Collection entries:
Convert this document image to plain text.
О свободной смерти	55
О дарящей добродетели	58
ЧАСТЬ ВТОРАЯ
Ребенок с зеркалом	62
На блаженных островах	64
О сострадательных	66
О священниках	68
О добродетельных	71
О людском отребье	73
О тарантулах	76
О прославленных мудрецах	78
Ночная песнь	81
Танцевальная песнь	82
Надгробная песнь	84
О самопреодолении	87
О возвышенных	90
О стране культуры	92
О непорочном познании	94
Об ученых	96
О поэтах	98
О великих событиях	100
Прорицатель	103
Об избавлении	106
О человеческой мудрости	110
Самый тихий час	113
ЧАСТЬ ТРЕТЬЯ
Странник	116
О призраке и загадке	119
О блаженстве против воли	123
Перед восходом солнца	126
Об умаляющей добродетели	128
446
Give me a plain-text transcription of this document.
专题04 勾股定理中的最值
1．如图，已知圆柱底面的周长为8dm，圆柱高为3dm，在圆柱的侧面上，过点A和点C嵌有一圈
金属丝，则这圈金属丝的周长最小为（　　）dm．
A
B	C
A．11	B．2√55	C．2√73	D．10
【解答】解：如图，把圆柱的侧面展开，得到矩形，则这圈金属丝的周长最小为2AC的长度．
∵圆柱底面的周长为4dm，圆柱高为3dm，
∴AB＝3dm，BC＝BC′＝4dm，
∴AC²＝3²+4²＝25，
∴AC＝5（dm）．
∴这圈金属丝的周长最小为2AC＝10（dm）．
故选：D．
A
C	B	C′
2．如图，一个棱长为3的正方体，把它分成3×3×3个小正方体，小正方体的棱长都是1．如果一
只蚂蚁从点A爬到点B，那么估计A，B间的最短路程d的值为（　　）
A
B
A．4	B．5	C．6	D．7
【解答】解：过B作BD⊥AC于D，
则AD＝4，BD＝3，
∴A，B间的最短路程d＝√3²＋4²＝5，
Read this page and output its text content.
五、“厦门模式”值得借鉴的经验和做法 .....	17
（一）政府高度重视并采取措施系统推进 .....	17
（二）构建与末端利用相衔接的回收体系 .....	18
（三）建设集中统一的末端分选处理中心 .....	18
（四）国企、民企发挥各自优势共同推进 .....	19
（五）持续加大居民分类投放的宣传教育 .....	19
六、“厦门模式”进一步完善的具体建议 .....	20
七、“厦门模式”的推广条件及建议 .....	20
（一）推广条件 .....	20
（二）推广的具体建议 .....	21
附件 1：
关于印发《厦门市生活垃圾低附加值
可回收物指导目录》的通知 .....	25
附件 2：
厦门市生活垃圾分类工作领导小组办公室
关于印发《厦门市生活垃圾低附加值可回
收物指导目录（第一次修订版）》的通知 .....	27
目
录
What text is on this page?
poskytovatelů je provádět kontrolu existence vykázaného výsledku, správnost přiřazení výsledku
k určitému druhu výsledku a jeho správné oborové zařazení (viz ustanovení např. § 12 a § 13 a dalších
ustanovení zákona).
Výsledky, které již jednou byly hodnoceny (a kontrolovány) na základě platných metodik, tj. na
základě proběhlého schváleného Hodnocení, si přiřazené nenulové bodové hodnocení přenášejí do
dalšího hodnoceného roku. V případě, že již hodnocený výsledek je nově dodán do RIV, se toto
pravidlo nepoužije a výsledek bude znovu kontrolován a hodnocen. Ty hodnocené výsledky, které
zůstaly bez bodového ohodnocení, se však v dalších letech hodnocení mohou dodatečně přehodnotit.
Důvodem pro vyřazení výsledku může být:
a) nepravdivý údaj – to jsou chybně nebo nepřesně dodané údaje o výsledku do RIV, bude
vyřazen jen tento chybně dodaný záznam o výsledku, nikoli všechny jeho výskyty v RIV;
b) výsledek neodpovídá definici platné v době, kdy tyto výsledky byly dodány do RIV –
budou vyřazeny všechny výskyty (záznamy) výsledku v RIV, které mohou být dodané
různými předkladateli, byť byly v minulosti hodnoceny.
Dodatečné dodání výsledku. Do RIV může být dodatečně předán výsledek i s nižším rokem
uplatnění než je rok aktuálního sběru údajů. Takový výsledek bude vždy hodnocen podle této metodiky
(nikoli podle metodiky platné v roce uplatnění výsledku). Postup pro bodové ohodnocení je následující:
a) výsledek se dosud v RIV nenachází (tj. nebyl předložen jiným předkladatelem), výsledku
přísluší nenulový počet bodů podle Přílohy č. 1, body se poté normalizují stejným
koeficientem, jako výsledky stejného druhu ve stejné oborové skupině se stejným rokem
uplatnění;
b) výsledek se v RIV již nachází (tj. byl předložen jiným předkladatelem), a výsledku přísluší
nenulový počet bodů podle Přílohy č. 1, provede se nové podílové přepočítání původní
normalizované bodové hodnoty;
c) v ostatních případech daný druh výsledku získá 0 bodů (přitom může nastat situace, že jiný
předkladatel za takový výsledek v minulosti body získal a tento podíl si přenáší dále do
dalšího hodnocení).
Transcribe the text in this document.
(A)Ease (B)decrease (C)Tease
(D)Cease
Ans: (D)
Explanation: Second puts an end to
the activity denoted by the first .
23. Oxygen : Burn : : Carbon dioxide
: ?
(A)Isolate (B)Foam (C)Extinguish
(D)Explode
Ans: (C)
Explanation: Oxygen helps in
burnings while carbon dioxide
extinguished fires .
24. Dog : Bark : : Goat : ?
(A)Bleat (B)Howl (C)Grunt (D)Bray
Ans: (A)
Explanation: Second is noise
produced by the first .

# [Aim]
Among the entries above, how many lines include the word "všechny"? Reply with the number only.

# [Result for this exercise]
2